GIVEN TASK.
Below is a block of records. Copy every line in it that contains the word "view".

DATA SECTION.
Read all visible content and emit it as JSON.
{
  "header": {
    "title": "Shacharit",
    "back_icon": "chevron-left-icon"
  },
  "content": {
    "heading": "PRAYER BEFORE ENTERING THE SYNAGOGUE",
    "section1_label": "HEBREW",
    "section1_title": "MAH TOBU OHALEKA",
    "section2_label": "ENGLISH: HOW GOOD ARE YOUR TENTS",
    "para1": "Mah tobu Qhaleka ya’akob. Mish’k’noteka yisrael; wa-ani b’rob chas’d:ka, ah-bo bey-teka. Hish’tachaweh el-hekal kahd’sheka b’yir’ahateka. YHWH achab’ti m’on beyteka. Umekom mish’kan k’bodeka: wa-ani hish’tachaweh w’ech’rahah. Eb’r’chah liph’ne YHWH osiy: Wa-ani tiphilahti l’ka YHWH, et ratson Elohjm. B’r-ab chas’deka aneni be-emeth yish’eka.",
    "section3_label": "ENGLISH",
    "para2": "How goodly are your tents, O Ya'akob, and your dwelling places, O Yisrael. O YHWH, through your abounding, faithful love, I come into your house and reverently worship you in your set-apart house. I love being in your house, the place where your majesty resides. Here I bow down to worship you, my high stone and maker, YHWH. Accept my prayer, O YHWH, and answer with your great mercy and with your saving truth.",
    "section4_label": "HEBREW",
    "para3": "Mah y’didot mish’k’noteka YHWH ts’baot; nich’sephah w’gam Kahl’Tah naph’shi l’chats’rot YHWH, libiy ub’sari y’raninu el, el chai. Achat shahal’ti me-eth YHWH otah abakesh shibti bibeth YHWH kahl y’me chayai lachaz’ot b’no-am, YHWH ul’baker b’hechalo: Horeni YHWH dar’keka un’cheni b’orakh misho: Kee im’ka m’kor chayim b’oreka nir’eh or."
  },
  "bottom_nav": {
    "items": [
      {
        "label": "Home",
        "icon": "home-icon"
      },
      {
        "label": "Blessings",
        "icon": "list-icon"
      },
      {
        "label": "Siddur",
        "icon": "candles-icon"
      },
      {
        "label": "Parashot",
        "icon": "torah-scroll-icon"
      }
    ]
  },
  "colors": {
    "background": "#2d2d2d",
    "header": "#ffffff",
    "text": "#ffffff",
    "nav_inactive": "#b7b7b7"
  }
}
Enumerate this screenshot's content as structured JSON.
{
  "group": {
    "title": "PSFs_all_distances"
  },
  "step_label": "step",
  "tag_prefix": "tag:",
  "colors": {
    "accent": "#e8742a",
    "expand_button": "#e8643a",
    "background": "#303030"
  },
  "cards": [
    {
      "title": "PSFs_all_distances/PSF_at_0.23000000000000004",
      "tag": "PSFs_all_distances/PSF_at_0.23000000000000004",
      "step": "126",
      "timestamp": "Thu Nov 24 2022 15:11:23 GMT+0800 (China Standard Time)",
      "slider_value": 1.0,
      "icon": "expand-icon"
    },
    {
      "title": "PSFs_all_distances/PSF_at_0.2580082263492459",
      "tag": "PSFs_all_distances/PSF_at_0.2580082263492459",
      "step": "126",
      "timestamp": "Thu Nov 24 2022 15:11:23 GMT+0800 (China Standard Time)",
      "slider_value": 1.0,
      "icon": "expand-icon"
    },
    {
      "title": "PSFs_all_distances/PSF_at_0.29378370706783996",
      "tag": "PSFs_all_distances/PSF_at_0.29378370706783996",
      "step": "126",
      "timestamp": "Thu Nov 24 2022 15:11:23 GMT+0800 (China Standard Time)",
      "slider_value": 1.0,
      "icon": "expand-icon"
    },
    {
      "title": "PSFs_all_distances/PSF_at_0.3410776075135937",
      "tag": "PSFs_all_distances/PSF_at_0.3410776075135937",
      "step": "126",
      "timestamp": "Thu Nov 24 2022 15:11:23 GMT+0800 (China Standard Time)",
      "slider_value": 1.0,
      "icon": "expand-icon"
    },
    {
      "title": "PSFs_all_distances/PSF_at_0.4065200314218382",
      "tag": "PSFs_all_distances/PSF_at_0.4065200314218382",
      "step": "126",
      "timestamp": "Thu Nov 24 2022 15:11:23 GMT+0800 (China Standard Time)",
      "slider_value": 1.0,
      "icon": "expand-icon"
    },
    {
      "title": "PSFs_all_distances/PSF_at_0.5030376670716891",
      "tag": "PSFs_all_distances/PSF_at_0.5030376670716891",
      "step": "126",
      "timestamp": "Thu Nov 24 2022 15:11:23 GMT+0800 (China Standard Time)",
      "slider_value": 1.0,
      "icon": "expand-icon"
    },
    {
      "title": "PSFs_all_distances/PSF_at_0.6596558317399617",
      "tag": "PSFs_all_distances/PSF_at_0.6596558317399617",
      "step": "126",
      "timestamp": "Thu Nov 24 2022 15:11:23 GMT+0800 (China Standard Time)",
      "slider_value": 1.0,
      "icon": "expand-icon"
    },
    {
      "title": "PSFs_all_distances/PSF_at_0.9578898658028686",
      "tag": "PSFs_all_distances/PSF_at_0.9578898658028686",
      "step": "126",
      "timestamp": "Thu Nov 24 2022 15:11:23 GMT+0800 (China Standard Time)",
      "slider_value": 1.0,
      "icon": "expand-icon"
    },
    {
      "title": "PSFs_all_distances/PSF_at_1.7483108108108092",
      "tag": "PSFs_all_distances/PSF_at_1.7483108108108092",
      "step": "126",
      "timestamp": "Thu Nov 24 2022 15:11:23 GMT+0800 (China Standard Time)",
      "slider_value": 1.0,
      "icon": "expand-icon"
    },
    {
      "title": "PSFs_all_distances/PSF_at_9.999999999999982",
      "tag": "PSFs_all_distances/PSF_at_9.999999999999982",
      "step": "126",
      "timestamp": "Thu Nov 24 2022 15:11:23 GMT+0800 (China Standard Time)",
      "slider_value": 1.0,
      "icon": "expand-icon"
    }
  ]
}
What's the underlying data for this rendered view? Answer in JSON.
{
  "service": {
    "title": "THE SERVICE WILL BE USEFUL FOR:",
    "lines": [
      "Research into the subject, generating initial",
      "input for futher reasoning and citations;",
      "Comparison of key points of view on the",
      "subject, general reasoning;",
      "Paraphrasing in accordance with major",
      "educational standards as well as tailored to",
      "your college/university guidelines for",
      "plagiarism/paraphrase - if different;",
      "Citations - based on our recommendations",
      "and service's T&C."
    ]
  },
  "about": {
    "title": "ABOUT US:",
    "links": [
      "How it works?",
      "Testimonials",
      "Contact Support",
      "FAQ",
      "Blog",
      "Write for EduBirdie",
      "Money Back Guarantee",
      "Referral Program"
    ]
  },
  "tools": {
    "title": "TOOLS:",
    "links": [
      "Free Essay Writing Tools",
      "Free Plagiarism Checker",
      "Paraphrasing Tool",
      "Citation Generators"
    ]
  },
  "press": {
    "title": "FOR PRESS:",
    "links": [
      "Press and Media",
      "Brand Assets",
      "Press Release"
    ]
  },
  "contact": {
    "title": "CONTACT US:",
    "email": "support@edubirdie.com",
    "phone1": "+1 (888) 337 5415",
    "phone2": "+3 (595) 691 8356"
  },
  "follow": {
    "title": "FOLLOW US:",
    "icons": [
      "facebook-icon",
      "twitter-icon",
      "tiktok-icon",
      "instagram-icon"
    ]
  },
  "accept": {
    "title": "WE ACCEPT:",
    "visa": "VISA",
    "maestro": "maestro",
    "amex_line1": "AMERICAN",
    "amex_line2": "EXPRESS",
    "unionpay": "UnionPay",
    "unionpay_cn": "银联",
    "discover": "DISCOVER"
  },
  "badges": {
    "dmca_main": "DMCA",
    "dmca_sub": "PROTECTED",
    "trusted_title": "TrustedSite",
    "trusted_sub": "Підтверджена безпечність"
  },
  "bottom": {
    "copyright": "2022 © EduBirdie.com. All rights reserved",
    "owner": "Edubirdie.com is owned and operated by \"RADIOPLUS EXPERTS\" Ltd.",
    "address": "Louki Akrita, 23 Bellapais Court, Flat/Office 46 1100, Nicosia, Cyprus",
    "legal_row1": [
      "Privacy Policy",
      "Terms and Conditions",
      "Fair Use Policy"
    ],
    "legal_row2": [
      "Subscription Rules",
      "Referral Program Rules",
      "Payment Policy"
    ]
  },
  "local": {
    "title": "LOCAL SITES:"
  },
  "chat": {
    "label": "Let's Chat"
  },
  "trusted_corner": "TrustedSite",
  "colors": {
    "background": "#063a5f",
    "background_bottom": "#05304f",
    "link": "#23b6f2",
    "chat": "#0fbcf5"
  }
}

EXERCISE OUTPUT.
What's the underlying data for this rendered view? Answer in JSON.
      "Comparison of key points of view on the",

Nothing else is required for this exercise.